**Data in this exercise**
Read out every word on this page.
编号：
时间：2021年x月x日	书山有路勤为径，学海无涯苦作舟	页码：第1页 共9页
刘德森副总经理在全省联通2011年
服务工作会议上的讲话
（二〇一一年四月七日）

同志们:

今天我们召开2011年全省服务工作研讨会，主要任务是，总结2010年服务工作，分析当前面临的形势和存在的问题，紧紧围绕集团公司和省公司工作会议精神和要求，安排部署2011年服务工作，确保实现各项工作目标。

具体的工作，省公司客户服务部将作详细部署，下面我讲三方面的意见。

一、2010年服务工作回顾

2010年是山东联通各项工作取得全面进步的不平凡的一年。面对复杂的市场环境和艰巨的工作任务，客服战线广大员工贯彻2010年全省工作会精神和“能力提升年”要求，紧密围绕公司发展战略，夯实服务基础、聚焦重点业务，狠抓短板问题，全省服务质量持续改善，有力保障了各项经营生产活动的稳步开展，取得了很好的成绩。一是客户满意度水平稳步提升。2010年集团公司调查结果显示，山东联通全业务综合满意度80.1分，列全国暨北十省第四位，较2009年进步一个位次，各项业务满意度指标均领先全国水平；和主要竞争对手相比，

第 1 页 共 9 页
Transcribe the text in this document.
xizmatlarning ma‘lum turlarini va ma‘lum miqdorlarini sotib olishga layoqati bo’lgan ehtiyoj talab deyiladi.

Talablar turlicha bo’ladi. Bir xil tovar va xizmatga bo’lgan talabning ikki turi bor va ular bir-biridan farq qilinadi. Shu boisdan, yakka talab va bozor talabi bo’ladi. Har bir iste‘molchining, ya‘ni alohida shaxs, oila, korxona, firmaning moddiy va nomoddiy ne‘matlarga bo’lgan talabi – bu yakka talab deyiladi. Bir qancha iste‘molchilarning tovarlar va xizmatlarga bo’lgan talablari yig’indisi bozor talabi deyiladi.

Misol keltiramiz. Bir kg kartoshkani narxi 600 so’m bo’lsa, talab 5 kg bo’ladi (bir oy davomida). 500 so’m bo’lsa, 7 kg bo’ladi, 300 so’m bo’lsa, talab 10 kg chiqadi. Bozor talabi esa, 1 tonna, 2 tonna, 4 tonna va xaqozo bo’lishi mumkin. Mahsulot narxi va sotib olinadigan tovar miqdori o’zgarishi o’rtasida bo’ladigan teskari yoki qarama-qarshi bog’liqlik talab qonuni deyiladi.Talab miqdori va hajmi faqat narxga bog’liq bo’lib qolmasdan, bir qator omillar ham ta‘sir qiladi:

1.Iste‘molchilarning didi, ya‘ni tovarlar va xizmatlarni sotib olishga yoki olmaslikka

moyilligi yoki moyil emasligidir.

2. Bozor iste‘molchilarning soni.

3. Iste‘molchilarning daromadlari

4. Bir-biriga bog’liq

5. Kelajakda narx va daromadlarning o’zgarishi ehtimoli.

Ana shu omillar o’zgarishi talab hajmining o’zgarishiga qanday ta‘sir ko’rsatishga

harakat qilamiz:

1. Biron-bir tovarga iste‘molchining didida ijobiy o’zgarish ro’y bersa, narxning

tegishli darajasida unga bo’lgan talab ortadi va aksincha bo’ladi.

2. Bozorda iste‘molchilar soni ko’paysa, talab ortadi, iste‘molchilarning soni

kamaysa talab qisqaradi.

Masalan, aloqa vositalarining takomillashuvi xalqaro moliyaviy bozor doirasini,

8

**What the task requires**
Produce an exact copy of all the records.

**Exercise answer**
Read out every word on this page.
编号：
时间：2021年x月x日	书山有路勤为径，学海无涯苦作舟	页码：第1页 共9页
刘德森副总经理在全省联通2011年
服务工作会议上的讲话
（二〇一一年四月七日）

同志们:

今天我们召开2011年全省服务工作研讨会，主要任务是，总结2010年服务工作，分析当前面临的形势和存在的问题，紧紧围绕集团公司和省公司工作会议精神和要求，安排部署2011年服务工作，确保实现各项工作目标。

具体的工作，省公司客户服务部将作详细部署，下面我讲三方面的意见。

一、2010年服务工作回顾

2010年是山东联通各项工作取得全面进步的不平凡的一年。面对复杂的市场环境和艰巨的工作任务，客服战线广大员工贯彻2010年全省工作会精神和“能力提升年”要求，紧密围绕公司发展战略，夯实服务基础、聚焦重点业务，狠抓短板问题，全省服务质量持续改善，有力保障了各项经营生产活动的稳步开展，取得了很好的成绩。一是客户满意度水平稳步提升。2010年集团公司调查结果显示，山东联通全业务综合满意度80.1分，列全国暨北十省第四位，较2009年进步一个位次，各项业务满意度指标均领先全国水平；和主要竞争对手相比，

第 1 页 共 9 页
Transcribe the text in this document.
xizmatlarning ma‘lum turlarini va ma‘lum miqdorlarini sotib olishga layoqati bo’lgan ehtiyoj talab deyiladi.

Talablar turlicha bo’ladi. Bir xil tovar va xizmatga bo’lgan talabning ikki turi bor va ular bir-biridan farq qilinadi. Shu boisdan, yakka talab va bozor talabi bo’ladi. Har bir iste‘molchining, ya‘ni alohida shaxs, oila, korxona, firmaning moddiy va nomoddiy ne‘matlarga bo’lgan talabi – bu yakka talab deyiladi. Bir qancha iste‘molchilarning tovarlar va xizmatlarga bo’lgan talablari yig’indisi bozor talabi deyiladi.

Misol keltiramiz. Bir kg kartoshkani narxi 600 so’m bo’lsa, talab 5 kg bo’ladi (bir oy davomida). 500 so’m bo’lsa, 7 kg bo’ladi, 300 so’m bo’lsa, talab 10 kg chiqadi. Bozor talabi esa, 1 tonna, 2 tonna, 4 tonna va xaqozo bo’lishi mumkin. Mahsulot narxi va sotib olinadigan tovar miqdori o’zgarishi o’rtasida bo’ladigan teskari yoki qarama-qarshi bog’liqlik talab qonuni deyiladi.Talab miqdori va hajmi faqat narxga bog’liq bo’lib qolmasdan, bir qator omillar ham ta‘sir qiladi:

1.Iste‘molchilarning didi, ya‘ni tovarlar va xizmatlarni sotib olishga yoki olmaslikka

moyilligi yoki moyil emasligidir.

2. Bozor iste‘molchilarning soni.

3. Iste‘molchilarning daromadlari

4. Bir-biriga bog’liq

5. Kelajakda narx va daromadlarning o’zgarishi ehtimoli.

Ana shu omillar o’zgarishi talab hajmining o’zgarishiga qanday ta‘sir ko’rsatishga

harakat qilamiz:

1. Biron-bir tovarga iste‘molchining didida ijobiy o’zgarish ro’y bersa, narxning

tegishli darajasida unga bo’lgan talab ortadi va aksincha bo’ladi.

2. Bozorda iste‘molchilar soni ko’paysa, talab ortadi, iste‘molchilarning soni

kamaysa talab qisqaradi.

Masalan, aloqa vositalarining takomillashuvi xalqaro moliyaviy bozor doirasini,

8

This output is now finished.